- [REQUIRED TASK] Copy all lines holding the word "true" from the entries.
++++ ENTRIES PROVIDED
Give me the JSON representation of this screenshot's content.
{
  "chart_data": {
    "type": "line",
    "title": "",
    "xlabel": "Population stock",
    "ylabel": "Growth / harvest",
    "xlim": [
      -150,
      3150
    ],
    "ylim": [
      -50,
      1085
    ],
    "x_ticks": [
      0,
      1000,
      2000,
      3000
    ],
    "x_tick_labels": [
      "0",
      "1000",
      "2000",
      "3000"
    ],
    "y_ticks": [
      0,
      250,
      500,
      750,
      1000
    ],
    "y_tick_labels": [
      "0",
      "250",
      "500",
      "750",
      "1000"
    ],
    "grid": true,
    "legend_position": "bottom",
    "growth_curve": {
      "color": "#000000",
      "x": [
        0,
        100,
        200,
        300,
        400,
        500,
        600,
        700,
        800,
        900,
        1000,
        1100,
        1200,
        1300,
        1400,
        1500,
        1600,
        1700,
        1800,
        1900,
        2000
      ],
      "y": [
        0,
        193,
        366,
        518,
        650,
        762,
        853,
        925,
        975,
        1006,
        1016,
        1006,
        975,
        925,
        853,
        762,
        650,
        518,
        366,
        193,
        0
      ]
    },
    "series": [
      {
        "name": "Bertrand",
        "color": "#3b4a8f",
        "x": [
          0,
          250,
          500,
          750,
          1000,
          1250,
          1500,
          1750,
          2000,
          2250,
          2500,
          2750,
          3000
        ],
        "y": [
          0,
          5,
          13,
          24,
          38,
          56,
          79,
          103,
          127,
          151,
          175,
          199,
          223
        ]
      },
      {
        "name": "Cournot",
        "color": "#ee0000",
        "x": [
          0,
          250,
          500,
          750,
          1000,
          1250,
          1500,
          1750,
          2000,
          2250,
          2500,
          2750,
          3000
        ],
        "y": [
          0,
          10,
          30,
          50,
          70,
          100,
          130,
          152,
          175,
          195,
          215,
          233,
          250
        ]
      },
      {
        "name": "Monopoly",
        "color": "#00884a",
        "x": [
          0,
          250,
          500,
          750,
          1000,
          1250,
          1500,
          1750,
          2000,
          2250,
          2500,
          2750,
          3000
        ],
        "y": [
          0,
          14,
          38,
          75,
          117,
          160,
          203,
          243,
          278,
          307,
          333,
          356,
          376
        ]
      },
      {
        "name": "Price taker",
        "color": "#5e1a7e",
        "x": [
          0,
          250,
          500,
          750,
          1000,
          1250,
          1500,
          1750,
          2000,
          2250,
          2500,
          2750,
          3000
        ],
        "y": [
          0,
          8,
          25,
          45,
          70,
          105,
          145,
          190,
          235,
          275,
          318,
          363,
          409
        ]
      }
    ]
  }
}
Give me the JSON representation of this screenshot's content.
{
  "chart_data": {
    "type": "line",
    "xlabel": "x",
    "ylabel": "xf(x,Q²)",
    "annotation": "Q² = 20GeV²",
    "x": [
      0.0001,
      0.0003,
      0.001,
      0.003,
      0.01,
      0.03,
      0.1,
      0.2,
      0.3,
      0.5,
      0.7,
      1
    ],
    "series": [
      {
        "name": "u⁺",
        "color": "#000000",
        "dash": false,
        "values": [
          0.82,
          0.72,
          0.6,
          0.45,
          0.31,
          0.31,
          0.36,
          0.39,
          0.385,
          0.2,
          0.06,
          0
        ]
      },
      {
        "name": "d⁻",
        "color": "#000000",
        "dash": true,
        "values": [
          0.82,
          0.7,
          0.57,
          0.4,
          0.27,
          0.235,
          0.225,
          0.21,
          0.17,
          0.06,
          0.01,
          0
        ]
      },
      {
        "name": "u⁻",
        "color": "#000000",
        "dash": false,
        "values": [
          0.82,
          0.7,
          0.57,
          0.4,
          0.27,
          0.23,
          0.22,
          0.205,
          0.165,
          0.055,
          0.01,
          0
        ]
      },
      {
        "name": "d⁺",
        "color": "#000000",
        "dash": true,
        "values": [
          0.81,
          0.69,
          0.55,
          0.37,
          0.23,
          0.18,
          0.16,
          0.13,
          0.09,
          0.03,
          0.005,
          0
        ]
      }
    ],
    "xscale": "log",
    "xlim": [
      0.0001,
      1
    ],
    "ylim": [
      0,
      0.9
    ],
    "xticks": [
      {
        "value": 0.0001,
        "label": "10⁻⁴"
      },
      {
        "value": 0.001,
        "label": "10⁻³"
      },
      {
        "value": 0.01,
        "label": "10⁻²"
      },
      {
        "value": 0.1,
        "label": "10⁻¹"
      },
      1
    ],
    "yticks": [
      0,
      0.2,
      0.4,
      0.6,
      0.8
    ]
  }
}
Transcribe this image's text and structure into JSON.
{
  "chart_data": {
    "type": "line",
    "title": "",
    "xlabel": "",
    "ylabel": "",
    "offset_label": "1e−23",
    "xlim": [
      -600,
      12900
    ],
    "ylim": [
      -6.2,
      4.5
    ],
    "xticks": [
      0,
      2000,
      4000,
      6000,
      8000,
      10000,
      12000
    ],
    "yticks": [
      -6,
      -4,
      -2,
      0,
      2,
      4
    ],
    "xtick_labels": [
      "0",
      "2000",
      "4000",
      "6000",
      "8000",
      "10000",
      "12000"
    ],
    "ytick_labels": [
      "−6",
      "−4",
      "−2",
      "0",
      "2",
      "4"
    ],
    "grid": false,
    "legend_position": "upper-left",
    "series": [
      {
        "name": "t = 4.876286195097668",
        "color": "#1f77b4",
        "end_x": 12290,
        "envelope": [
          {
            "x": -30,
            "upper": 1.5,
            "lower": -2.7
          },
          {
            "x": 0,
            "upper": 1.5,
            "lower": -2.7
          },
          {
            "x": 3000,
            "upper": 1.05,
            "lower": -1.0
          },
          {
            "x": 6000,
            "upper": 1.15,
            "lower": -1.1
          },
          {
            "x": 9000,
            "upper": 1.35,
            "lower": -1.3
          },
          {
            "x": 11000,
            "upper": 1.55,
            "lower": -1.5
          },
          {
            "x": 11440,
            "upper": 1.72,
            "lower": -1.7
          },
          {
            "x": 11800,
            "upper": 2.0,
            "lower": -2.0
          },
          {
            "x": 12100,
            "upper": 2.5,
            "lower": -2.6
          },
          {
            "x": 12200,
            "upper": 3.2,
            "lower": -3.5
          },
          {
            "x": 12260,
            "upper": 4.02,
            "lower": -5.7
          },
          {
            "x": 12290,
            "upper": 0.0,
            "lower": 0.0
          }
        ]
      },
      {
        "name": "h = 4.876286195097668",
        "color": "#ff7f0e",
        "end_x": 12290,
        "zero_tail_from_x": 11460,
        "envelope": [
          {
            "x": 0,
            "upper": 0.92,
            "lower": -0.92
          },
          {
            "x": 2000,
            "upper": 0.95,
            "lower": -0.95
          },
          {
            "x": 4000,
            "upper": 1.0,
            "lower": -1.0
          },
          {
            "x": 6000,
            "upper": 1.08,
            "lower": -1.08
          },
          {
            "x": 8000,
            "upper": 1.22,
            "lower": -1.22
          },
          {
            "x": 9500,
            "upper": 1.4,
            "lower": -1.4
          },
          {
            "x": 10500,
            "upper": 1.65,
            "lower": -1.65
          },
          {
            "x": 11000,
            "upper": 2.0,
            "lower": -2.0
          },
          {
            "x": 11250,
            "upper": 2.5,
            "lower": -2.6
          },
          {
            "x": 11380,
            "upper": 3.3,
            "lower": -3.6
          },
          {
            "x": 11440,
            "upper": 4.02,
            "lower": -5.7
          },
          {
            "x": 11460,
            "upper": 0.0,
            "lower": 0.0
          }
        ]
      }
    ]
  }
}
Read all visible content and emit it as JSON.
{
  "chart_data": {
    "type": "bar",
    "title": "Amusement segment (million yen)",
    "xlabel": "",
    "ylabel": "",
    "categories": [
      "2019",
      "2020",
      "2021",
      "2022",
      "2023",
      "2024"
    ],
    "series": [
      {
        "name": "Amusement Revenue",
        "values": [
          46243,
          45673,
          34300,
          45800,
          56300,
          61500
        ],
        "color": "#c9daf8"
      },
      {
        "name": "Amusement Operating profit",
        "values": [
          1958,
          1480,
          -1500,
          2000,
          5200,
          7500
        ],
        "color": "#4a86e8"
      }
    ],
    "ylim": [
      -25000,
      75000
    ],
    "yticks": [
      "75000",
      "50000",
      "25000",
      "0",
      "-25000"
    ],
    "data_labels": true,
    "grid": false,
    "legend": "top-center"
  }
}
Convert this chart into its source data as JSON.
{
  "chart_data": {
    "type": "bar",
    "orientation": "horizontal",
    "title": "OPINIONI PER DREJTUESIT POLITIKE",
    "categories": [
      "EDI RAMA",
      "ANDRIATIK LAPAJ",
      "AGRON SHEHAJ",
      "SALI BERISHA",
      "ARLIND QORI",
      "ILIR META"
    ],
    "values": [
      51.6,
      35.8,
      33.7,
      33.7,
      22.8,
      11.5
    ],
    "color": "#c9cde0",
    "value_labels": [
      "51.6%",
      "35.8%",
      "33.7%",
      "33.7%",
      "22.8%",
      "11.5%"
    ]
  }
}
++++++++
- [RESULT]
    "grid": true,
        "dash": true,
        "dash": true,
    "data_labels": true,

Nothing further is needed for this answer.